> [WHAT IS ASKED]
Duplicate the lines between the line containing "legend-swatch-china [240,14,253,27]" and the line containing "bar-usa-2018 [723,141,763,412]", inclusive, with no changes.

> [Layout entries]
──────────

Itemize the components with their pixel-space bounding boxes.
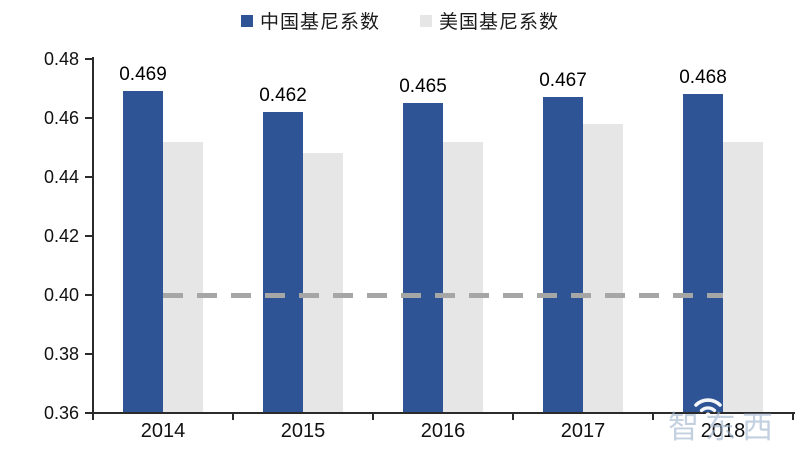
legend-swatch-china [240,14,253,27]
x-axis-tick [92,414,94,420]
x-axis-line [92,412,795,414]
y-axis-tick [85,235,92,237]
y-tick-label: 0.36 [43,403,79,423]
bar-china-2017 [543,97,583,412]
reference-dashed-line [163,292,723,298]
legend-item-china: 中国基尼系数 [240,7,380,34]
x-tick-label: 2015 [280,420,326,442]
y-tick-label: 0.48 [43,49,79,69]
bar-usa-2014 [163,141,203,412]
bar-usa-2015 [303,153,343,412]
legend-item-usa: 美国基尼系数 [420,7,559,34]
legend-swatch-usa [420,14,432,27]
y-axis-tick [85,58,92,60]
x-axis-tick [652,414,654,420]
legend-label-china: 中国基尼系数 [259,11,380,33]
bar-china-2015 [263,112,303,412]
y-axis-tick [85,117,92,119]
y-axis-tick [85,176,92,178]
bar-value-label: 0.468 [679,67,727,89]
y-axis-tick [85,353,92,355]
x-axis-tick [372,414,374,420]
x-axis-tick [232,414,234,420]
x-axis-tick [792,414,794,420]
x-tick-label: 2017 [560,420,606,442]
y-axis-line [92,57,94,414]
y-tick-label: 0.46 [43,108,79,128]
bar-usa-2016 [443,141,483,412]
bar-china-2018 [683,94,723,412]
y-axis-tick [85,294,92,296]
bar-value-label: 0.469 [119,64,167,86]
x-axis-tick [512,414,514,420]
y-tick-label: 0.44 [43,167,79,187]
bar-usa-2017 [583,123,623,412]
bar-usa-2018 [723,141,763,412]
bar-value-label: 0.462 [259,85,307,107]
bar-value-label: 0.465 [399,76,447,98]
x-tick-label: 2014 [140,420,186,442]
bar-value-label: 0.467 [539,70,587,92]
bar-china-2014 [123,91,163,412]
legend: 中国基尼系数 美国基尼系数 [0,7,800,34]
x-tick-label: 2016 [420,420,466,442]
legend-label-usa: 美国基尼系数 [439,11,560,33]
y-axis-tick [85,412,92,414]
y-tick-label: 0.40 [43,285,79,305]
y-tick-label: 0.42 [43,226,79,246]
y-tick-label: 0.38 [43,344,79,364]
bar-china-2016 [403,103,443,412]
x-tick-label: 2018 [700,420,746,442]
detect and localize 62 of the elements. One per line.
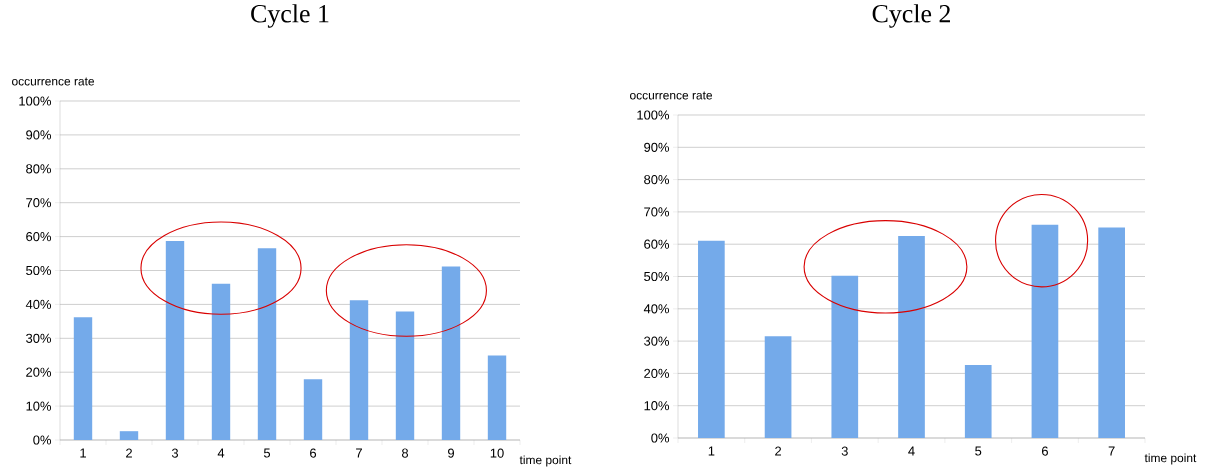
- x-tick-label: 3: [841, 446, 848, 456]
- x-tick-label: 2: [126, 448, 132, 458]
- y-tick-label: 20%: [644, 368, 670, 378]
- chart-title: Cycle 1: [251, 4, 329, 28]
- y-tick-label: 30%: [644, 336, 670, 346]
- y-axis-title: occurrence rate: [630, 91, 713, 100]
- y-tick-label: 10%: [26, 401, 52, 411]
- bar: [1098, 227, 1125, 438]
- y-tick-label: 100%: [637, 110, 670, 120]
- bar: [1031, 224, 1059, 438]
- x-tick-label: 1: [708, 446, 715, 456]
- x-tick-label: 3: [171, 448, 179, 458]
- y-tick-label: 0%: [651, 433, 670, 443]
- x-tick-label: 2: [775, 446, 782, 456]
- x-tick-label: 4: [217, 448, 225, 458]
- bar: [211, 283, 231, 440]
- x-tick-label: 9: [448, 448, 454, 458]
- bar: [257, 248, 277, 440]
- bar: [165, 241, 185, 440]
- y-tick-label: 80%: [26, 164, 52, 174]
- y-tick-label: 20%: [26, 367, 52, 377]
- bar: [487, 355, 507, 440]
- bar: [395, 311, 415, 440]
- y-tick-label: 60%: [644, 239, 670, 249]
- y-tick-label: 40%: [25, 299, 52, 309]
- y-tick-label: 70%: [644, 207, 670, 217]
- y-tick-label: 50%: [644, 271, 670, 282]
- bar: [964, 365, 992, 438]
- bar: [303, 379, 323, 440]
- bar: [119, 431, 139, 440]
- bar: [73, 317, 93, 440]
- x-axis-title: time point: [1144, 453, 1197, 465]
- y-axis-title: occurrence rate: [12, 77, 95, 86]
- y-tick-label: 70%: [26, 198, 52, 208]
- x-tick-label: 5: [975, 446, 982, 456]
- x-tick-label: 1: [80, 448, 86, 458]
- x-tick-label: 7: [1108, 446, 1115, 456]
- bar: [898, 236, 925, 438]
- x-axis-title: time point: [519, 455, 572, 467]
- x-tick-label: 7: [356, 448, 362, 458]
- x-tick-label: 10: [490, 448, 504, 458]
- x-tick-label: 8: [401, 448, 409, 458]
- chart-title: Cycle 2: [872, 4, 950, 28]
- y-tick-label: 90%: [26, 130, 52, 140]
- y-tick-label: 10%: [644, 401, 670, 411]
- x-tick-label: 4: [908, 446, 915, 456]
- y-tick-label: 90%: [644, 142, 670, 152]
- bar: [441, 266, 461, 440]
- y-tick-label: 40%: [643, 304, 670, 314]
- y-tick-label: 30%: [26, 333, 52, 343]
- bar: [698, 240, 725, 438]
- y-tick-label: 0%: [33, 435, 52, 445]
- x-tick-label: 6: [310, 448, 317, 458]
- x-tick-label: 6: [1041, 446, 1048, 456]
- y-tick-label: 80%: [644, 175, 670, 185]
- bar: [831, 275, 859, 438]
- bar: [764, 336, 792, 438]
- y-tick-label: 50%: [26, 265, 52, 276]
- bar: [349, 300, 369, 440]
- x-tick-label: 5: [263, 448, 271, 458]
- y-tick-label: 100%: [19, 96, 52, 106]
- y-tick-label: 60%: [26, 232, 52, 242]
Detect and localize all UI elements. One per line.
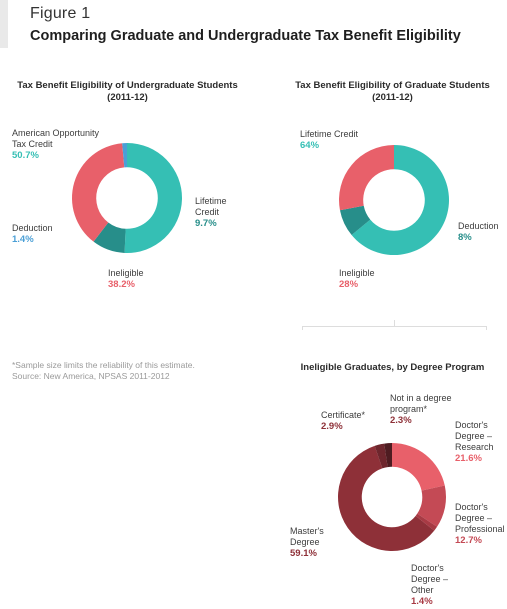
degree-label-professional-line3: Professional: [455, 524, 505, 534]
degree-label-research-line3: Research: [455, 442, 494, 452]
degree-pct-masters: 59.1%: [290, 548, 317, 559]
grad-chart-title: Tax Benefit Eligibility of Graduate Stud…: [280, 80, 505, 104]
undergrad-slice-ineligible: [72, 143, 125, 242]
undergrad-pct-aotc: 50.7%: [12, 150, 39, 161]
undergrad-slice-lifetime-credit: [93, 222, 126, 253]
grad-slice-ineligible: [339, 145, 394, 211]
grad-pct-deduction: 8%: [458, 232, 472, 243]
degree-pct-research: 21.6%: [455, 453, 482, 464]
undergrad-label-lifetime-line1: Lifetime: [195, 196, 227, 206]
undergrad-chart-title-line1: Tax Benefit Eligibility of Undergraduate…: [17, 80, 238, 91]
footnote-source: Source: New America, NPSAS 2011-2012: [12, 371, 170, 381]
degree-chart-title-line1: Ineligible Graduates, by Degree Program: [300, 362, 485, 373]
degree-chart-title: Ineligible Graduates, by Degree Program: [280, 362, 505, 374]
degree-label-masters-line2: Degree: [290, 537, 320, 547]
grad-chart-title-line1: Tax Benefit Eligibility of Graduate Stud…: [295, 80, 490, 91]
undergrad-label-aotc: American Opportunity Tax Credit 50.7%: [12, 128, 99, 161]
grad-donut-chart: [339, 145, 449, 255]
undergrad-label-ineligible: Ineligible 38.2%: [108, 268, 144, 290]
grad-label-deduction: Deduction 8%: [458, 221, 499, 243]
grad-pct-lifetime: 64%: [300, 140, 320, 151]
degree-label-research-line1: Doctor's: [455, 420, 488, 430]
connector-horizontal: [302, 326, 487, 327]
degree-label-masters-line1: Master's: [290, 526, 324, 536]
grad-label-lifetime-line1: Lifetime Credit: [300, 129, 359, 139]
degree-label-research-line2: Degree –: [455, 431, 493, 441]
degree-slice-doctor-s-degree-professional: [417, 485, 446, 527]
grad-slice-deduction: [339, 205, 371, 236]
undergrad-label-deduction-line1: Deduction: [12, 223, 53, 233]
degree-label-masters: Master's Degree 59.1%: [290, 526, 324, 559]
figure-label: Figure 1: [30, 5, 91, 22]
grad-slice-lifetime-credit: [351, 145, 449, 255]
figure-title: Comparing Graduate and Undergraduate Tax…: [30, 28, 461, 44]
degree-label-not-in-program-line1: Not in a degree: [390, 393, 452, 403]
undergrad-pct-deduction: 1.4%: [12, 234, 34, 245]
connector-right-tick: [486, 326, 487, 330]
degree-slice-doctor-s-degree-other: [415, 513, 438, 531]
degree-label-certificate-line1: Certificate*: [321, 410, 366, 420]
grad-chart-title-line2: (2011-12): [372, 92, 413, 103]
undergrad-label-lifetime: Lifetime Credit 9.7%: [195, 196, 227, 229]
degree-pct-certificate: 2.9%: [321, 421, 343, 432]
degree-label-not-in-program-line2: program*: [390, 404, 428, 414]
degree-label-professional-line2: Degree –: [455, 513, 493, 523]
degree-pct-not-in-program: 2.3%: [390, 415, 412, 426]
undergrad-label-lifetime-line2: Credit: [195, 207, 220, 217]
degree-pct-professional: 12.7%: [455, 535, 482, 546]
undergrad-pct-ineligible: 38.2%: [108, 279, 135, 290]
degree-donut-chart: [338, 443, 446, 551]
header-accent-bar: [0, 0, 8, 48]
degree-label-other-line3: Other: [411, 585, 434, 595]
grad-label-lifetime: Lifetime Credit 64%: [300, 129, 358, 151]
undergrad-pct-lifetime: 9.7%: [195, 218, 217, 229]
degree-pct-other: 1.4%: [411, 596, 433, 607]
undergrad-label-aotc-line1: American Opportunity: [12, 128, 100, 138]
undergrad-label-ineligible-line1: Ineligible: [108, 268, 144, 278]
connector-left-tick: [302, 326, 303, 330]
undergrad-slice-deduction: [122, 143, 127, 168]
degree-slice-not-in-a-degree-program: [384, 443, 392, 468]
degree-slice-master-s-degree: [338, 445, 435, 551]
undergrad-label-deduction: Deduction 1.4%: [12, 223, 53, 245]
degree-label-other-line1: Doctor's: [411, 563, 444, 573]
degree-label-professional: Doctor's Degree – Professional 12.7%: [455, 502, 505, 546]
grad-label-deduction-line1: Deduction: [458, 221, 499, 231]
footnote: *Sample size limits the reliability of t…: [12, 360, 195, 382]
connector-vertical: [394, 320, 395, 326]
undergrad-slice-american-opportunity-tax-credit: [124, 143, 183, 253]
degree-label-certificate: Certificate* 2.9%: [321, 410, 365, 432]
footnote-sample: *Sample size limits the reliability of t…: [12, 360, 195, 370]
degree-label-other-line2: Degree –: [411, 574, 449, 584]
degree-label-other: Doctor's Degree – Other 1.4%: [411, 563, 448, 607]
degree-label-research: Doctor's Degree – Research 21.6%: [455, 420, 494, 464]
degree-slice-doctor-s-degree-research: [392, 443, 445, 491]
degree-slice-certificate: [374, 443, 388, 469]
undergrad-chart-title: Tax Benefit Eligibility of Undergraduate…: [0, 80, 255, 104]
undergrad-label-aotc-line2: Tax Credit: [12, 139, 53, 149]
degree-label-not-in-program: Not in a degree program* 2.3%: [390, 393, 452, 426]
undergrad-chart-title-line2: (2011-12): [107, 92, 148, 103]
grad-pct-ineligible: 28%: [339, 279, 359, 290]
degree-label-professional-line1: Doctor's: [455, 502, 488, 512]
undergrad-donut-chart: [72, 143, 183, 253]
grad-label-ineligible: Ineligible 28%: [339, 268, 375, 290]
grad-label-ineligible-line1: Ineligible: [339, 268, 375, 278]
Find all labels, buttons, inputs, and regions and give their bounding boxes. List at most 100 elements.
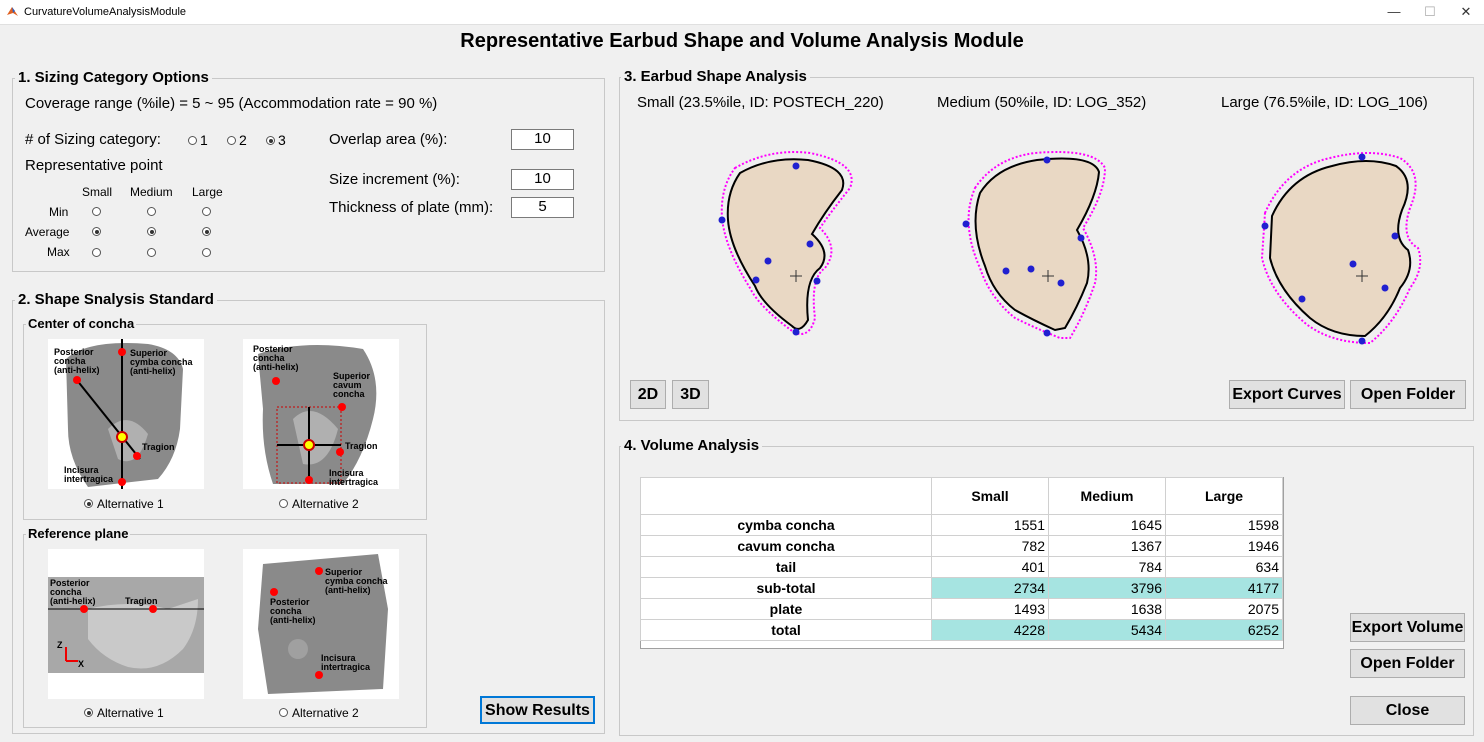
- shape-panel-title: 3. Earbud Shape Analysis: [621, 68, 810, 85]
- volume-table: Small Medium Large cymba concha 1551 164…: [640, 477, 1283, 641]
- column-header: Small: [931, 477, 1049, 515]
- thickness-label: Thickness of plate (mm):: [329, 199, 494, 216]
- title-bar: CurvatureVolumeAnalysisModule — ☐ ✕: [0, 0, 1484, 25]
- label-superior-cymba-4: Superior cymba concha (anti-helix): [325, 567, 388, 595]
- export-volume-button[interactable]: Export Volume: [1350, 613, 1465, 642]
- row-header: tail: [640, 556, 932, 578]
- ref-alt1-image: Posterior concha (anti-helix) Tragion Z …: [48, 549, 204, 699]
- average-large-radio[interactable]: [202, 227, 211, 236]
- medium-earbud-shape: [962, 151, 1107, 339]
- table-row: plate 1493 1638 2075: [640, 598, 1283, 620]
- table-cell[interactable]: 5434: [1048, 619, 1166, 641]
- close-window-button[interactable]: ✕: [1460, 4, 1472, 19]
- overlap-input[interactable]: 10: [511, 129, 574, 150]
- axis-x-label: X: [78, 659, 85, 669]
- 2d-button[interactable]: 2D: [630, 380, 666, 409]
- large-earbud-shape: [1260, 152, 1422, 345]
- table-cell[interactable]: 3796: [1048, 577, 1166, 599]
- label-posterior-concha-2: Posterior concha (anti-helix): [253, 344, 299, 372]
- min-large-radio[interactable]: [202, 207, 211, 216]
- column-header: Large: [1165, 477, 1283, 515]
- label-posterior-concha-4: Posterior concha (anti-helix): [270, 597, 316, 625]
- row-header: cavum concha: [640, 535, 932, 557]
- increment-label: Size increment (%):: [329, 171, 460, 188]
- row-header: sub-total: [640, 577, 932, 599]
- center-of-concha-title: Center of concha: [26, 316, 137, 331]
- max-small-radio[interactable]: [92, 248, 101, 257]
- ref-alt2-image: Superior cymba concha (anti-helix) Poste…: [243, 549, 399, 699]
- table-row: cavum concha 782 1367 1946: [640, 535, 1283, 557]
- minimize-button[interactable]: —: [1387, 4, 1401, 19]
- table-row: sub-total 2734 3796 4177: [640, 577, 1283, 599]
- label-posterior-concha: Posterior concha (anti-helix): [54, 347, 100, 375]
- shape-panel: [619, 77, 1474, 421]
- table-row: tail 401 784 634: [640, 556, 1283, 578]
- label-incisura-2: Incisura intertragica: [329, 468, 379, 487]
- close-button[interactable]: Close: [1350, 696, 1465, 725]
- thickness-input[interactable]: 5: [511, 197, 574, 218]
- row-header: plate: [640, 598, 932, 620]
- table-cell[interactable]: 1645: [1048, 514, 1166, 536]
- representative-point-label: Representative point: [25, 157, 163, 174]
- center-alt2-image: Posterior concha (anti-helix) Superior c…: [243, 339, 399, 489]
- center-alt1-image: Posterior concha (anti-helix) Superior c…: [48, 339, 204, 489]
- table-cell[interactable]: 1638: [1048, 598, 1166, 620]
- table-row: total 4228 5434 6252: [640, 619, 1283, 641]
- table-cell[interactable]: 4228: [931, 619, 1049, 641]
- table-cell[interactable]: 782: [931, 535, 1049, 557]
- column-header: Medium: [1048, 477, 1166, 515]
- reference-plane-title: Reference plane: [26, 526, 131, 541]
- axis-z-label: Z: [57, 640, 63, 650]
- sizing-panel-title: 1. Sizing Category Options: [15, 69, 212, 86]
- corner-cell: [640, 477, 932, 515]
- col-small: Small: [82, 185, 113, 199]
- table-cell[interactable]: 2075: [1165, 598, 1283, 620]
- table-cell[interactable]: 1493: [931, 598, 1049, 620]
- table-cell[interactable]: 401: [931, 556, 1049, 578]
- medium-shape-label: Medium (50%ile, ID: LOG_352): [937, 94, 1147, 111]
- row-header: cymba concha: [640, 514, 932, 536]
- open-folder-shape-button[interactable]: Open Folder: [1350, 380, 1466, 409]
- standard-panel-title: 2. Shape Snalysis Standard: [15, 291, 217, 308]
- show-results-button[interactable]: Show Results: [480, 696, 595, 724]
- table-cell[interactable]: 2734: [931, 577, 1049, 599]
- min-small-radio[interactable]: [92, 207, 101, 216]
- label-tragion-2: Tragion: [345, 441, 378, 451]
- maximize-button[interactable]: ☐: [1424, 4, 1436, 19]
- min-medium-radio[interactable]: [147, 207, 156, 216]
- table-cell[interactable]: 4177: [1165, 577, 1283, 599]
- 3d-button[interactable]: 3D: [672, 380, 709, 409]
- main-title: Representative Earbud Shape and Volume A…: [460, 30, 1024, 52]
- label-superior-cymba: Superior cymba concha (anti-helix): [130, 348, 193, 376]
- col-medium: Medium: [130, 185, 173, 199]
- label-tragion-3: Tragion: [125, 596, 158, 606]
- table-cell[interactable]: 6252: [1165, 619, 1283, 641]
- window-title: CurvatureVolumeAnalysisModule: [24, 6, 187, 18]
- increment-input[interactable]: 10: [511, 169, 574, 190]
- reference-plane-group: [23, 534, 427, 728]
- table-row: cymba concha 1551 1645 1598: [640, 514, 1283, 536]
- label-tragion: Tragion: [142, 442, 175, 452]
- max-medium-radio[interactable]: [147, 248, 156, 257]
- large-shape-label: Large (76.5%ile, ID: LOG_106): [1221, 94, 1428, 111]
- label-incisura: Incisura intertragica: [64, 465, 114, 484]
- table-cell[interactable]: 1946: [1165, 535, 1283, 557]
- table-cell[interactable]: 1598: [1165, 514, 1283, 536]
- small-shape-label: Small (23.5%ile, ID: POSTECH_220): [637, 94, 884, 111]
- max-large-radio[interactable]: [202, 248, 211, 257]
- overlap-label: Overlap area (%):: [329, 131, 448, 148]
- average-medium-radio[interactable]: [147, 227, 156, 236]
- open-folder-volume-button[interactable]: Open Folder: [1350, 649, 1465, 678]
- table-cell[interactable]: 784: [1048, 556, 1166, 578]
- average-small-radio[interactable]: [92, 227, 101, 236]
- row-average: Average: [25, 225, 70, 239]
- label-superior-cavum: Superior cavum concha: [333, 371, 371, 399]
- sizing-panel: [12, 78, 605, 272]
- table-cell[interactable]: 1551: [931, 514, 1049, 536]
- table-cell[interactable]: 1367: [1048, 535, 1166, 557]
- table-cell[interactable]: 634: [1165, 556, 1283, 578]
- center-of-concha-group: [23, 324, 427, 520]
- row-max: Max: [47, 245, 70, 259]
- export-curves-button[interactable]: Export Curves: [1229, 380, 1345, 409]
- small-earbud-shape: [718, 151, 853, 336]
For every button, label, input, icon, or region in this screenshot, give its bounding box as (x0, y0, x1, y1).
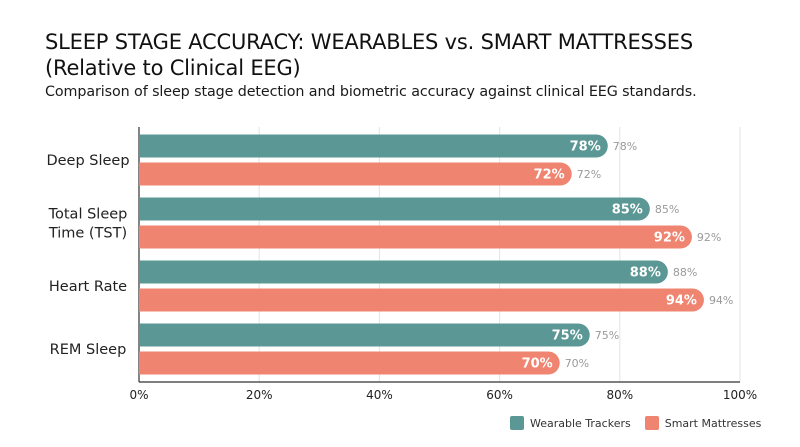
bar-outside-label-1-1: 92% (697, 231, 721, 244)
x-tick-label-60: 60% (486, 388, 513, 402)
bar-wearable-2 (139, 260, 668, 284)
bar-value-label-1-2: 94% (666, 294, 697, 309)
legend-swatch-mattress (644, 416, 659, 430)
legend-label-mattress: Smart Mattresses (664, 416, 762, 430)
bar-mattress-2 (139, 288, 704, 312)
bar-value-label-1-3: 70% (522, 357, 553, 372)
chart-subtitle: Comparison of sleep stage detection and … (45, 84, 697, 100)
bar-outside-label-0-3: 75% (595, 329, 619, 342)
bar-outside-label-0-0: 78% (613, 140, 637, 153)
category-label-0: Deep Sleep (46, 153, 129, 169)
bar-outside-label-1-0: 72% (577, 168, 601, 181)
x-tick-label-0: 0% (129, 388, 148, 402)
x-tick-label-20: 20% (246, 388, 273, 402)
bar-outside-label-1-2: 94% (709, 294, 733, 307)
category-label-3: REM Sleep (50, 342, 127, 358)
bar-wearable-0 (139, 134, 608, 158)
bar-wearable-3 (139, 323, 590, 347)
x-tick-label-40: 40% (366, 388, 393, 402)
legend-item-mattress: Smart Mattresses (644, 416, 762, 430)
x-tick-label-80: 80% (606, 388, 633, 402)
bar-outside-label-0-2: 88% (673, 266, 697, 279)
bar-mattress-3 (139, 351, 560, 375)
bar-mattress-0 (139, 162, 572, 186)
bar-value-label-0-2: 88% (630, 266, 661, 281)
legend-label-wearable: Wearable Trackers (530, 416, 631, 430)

──────────

> [SOLUTION FOR THIS TASK]
legend-swatch-china [240,14,253,27]
x-axis-tick [92,414,94,420]
x-axis-line [92,412,795,414]
y-axis-tick [85,235,92,237]
y-tick-label: 0.36 [43,403,79,423]
bar-china-2017 [543,97,583,412]
reference-dashed-line [163,292,723,298]
legend-item-china: 中国基尼系数 [240,7,380,34]
x-tick-label: 2015 [280,420,326,442]
y-tick-label: 0.48 [43,49,79,69]
bar-usa-2014 [163,141,203,412]
bar-usa-2015 [303,153,343,412]
legend-item-usa: 美国基尼系数 [420,7,559,34]
legend-swatch-usa [420,14,432,27]
y-axis-tick [85,58,92,60]
x-axis-tick [652,414,654,420]
legend-label-china: 中国基尼系数 [259,11,380,33]
bar-china-2015 [263,112,303,412]
y-axis-tick [85,117,92,119]
y-axis-tick [85,176,92,178]
bar-value-label: 0.468 [679,67,727,89]
y-axis-tick [85,353,92,355]
x-axis-tick [372,414,374,420]
x-axis-tick [232,414,234,420]
x-axis-tick [792,414,794,420]
x-tick-label: 2017 [560,420,606,442]
y-axis-line [92,57,94,414]
y-tick-label: 0.46 [43,108,79,128]
bar-usa-2016 [443,141,483,412]
bar-china-2018 [683,94,723,412]
y-axis-tick [85,294,92,296]
bar-value-label: 0.469 [119,64,167,86]
x-axis-tick [512,414,514,420]
y-tick-label: 0.44 [43,167,79,187]
bar-usa-2017 [583,123,623,412]
bar-usa-2018 [723,141,763,412]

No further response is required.